Do this
Copy the lines of the records verbatim, starting at the line that contains "field-row-salesforce-case-number[interactable]: Salesforce Case" and ending after the line that contains "bullet-multiline: Multi-line text".

Dataset content

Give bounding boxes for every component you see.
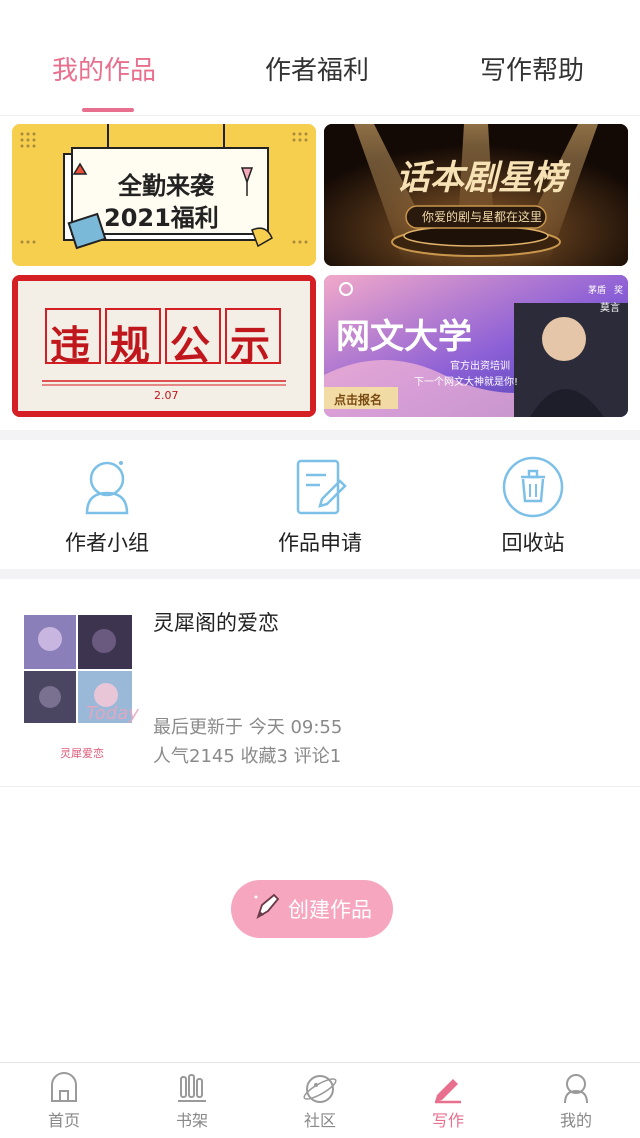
banner-drama-subtitle: 你爱的剧与星都在这里 [422,210,543,224]
banner-violation-title: 违规公示 [50,323,290,369]
entry-work-application[interactable]: 作品申请 [245,455,395,557]
nav-write[interactable]: 写作 [408,1071,488,1131]
bookshelf-icon [178,1074,206,1102]
active-tab-indicator [82,108,134,112]
nav-home-label: 首页 [47,1111,80,1130]
bottom-navigation: 首页 书架 社区 写作 我的 [0,1062,640,1138]
banner-university-title: 网文大学 [336,317,472,357]
edit-document-icon [288,455,352,519]
banner-violation-date: 2.07 [154,389,179,402]
work-cover-overlay: Today [86,703,139,724]
banner-fulltime-subtitle: 2021福利 [104,204,219,232]
banner-university-tagline1: 官方出资培训 [450,361,510,372]
work-updated-time: 最后更新于 今天 09:55 [153,717,343,738]
entry-work-application-label: 作品申请 [278,531,362,555]
home-icon [51,1072,77,1102]
nav-write-label: 写作 [431,1111,464,1130]
community-icon [303,1075,337,1103]
create-work-label: 创建作品 [288,898,372,922]
nav-profile-label: 我的 [559,1111,592,1130]
tab-writing-help[interactable]: 写作帮助 [480,50,584,87]
user-group-icon [75,455,139,519]
pencil-icon [252,891,282,928]
entry-recycle-bin-label: 回收站 [501,531,565,555]
work-title[interactable]: 灵犀阁的爱恋 [153,607,279,637]
banner-fulltime-title: 全勤来袭 [118,172,214,200]
banner-university-badge3: 莫言 [600,303,620,314]
banner-university-badge1: 茅盾 [588,286,607,296]
banner-fulltime-benefit[interactable]: 全勤来袭 2021福利 [12,124,316,266]
entry-author-group[interactable]: 作者小组 [32,455,182,557]
banner-violation-notice[interactable]: 违规公示 2.07 [12,275,316,417]
work-cover-caption: 灵犀爱恋 [60,747,104,760]
nav-community-label: 社区 [303,1111,336,1130]
nav-profile[interactable]: 我的 [536,1071,616,1131]
section-divider [0,430,640,440]
nav-home[interactable]: 首页 [24,1071,104,1131]
profile-icon [564,1074,588,1104]
entry-author-group-label: 作者小组 [65,531,149,555]
banner-web-novel-university[interactable]: 网文大学 官方出资培训 下一个网文大神就是你! 点击报名 茅盾 奖 莫言 [324,275,628,417]
banner-university-badge2: 奖 [614,286,624,296]
write-icon [435,1079,461,1104]
banner-university-tagline2: 下一个网文大神就是你! [414,377,519,388]
work-stats: 人气2145 收藏3 评论1 [153,746,342,767]
work-cover-image [24,615,132,723]
tab-my-works[interactable]: 我的作品 [52,50,156,87]
tab-author-benefits[interactable]: 作者福利 [265,50,369,87]
top-tab-bar: 我的作品 作者福利 写作帮助 [0,0,640,116]
create-work-button[interactable]: 创建作品 [231,880,393,938]
banner-university-cta: 点击报名 [334,393,383,407]
nav-community[interactable]: 社区 [280,1071,360,1131]
work-cover[interactable]: Today 灵犀爱恋 [22,611,139,763]
work-list-item[interactable]: Today 灵犀爱恋 灵犀阁的爱恋 最后更新于 今天 09:55 人气2145 … [0,585,640,787]
section-divider [0,569,640,579]
nav-bookshelf[interactable]: 书架 [152,1071,232,1131]
entry-recycle-bin[interactable]: 回收站 [458,455,608,557]
nav-bookshelf-label: 书架 [175,1111,208,1130]
trash-icon [501,455,565,519]
banner-drama-star-ranking[interactable]: 话本剧星榜 你爱的剧与星都在这里 [324,124,628,266]
banner-drama-title: 话本剧星榜 [396,158,566,198]
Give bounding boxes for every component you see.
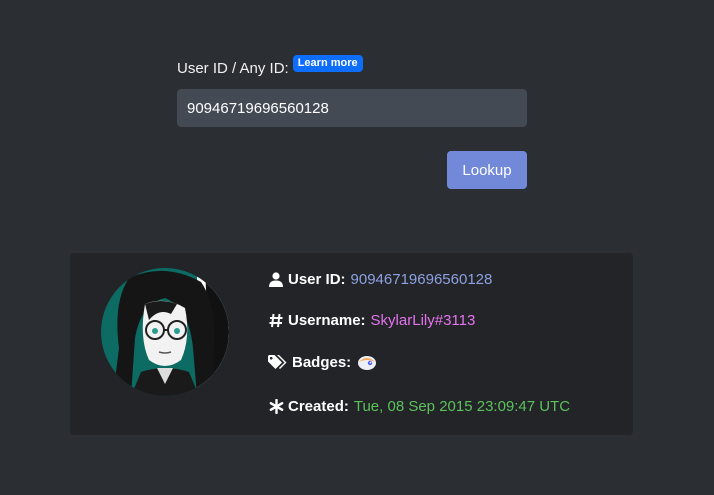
username-row: Username: SkylarLily#3113 [268, 312, 475, 329]
id-form-label: User ID / Any ID: Learn more [177, 55, 363, 77]
tags-icon [268, 354, 288, 370]
user-id-row: User ID: 90946719696560128 [268, 271, 492, 288]
user-id-label: User ID: [288, 271, 346, 288]
page: User ID / Any ID: Learn more Lookup [0, 0, 714, 495]
learn-more-badge[interactable]: Learn more [292, 55, 363, 72]
created-value: Tue, 08 Sep 2015 23:09:47 UTC [353, 398, 571, 415]
user-id-input[interactable] [177, 89, 527, 127]
id-label-text: User ID / Any ID: [177, 60, 289, 77]
username-value: SkylarLily#3113 [370, 312, 476, 329]
user-icon [268, 272, 284, 288]
badges-row: Badges: [268, 353, 378, 371]
user-id-value: 90946719696560128 [350, 271, 493, 288]
username-label: Username: [288, 312, 366, 329]
hashtag-icon [268, 313, 284, 329]
created-label: Created: [288, 398, 349, 415]
asterisk-icon [268, 399, 284, 415]
badges-label: Badges: [292, 353, 352, 371]
lookup-button[interactable]: Lookup [447, 151, 527, 189]
hypesquad-badge-icon [356, 353, 378, 371]
created-row: Created: Tue, 08 Sep 2015 23:09:47 UTC [268, 398, 570, 415]
user-info-card: User ID: 90946719696560128 Username: Sky… [70, 253, 633, 435]
avatar [101, 268, 229, 396]
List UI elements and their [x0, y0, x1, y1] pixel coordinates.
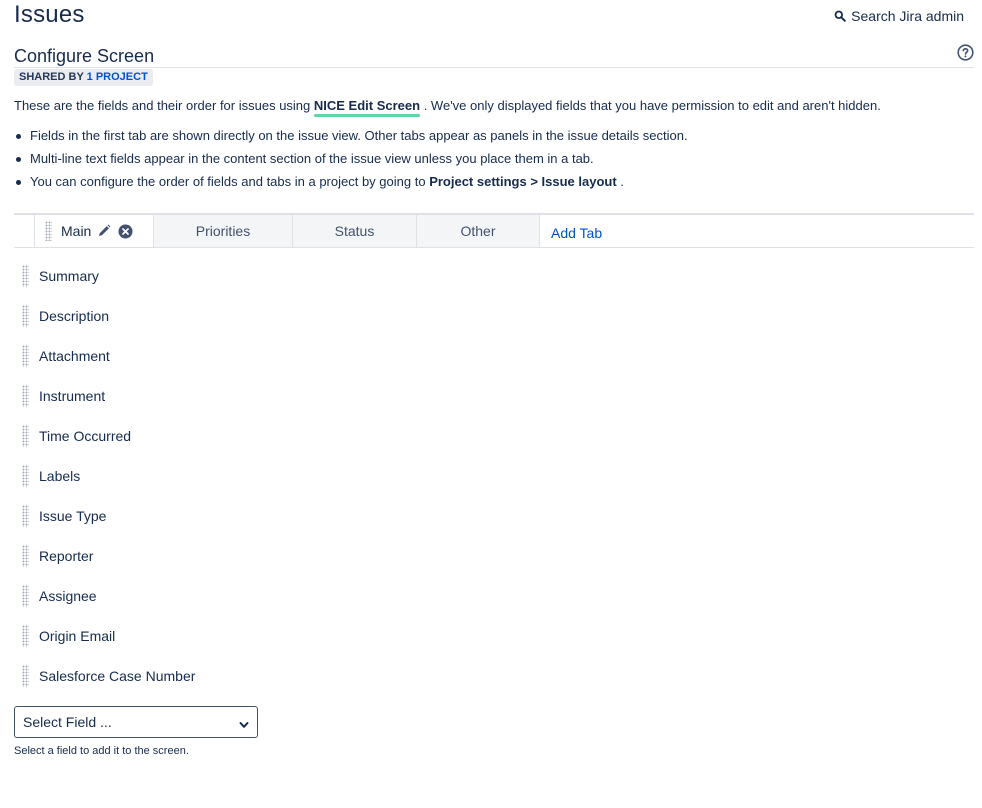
field-row-salesforce-case-number[interactable]: Salesforce Case Number — [22, 656, 962, 696]
drag-handle-icon[interactable] — [22, 545, 29, 567]
drag-handle-icon[interactable] — [22, 505, 29, 527]
delete-tab-icon[interactable] — [118, 224, 133, 239]
select-field-dropdown[interactable]: Select Field ... — [14, 706, 258, 738]
field-list: Summary Description Attachment Instrumen… — [22, 256, 962, 696]
select-field-hint: Select a field to add it to the screen. — [14, 745, 189, 757]
tab-priorities[interactable]: Priorities — [154, 215, 293, 247]
drag-handle-icon[interactable] — [22, 425, 29, 447]
field-label: Origin Email — [39, 628, 116, 644]
screen-name: NICE Edit Screen — [313, 98, 421, 113]
configure-screen-header: Configure Screen — [14, 44, 974, 68]
field-label: Salesforce Case Number — [39, 668, 196, 684]
field-label: Issue Type — [39, 508, 107, 524]
help-icon[interactable] — [957, 44, 974, 61]
bullet-multiline: Multi-line text fields appear in the con… — [14, 151, 688, 174]
field-label: Time Occurred — [39, 428, 132, 444]
issue-layout-text: Issue layout — [541, 174, 617, 189]
bullet-first-tab: Fields in the first tab are shown direct… — [14, 128, 688, 151]
intro-text: These are the fields and their order for… — [14, 98, 881, 114]
shared-projects-link[interactable]: 1 PROJECT — [87, 71, 148, 83]
tab-main-label: Main — [61, 223, 92, 239]
tab-main[interactable]: Main — [34, 215, 154, 247]
drag-handle-icon[interactable] — [22, 465, 29, 487]
tab-other-label: Other — [460, 223, 496, 239]
drag-handle-icon[interactable] — [22, 585, 29, 607]
page-title: Issues — [14, 1, 85, 28]
search-jira-admin-link[interactable]: Search Jira admin — [834, 8, 964, 24]
shared-by-label: SHARED BY — [19, 71, 84, 83]
field-label: Assignee — [39, 588, 97, 604]
shared-by-badge: SHARED BY 1 PROJECT — [14, 69, 153, 86]
field-row-origin-email[interactable]: Origin Email — [22, 616, 962, 656]
drag-handle-icon[interactable] — [22, 625, 29, 647]
drag-handle-icon[interactable] — [22, 665, 29, 687]
tab-priorities-label: Priorities — [195, 223, 251, 239]
edit-pencil-icon[interactable] — [97, 224, 111, 238]
field-row-issue-type[interactable]: Issue Type — [22, 496, 962, 536]
drag-handle-icon[interactable] — [22, 305, 29, 327]
field-row-attachment[interactable]: Attachment — [22, 336, 962, 376]
drag-handle-icon[interactable] — [45, 221, 52, 241]
field-row-reporter[interactable]: Reporter — [22, 536, 962, 576]
field-row-labels[interactable]: Labels — [22, 456, 962, 496]
drag-handle-icon[interactable] — [22, 385, 29, 407]
drag-handle-icon[interactable] — [22, 345, 29, 367]
field-row-description[interactable]: Description — [22, 296, 962, 336]
chevron-down-icon — [239, 717, 249, 733]
field-label: Summary — [39, 268, 99, 284]
field-label: Instrument — [39, 388, 106, 404]
field-row-summary[interactable]: Summary — [22, 256, 962, 296]
field-row-time-occurred[interactable]: Time Occurred — [22, 416, 962, 456]
section-title: Configure Screen — [14, 46, 155, 66]
intro-after: . We've only displayed fields that you h… — [420, 98, 881, 113]
search-jira-admin-label: Search Jira admin — [851, 8, 964, 24]
search-icon — [834, 10, 846, 22]
field-label: Labels — [39, 468, 81, 484]
tab-other[interactable]: Other — [417, 215, 540, 247]
field-label: Reporter — [39, 548, 94, 564]
bullet-configure-end: . — [616, 174, 624, 189]
intro-before: These are the fields and their order for… — [14, 98, 314, 113]
select-field-value: Select Field ... — [23, 714, 112, 730]
breadcrumb-separator: > — [526, 174, 542, 189]
field-label: Attachment — [39, 348, 110, 364]
tab-status[interactable]: Status — [293, 215, 417, 247]
tab-status-label: Status — [334, 223, 375, 239]
info-bullets: Fields in the first tab are shown direct… — [14, 128, 688, 197]
field-row-instrument[interactable]: Instrument — [22, 376, 962, 416]
bullet-configure-order: You can configure the order of fields an… — [14, 174, 688, 197]
field-row-assignee[interactable]: Assignee — [22, 576, 962, 616]
project-settings-text: Project settings — [429, 174, 527, 189]
drag-handle-icon[interactable] — [22, 265, 29, 287]
screen-tabs: Main Priorities Status Other Add Tab — [14, 213, 974, 248]
add-tab-link[interactable]: Add Tab — [551, 225, 602, 241]
bullet-configure-text: You can configure the order of fields an… — [30, 174, 430, 189]
field-label: Description — [39, 308, 110, 324]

Output of the task
field-row-salesforce-case-number[interactable]: Salesforce Case Number — [22, 656, 962, 696]
drag-handle-icon[interactable] — [22, 545, 29, 567]
drag-handle-icon[interactable] — [22, 505, 29, 527]
delete-tab-icon[interactable] — [118, 224, 133, 239]
select-field-dropdown[interactable]: Select Field ... — [14, 706, 258, 738]
field-list: Summary Description Attachment Instrumen… — [22, 256, 962, 696]
select-field-hint: Select a field to add it to the screen. — [14, 745, 189, 757]
tab-priorities[interactable]: Priorities — [154, 215, 293, 247]
drag-handle-icon[interactable] — [22, 425, 29, 447]
field-label: Origin Email — [39, 628, 116, 644]
screen-name: NICE Edit Screen — [313, 98, 421, 113]
configure-screen-header: Configure Screen — [14, 44, 974, 68]
field-label: Salesforce Case Number — [39, 668, 196, 684]
field-label: Issue Type — [39, 508, 107, 524]
help-icon[interactable] — [957, 44, 974, 61]
bullet-multiline: Multi-line text fields appear in the con… — [14, 151, 688, 174]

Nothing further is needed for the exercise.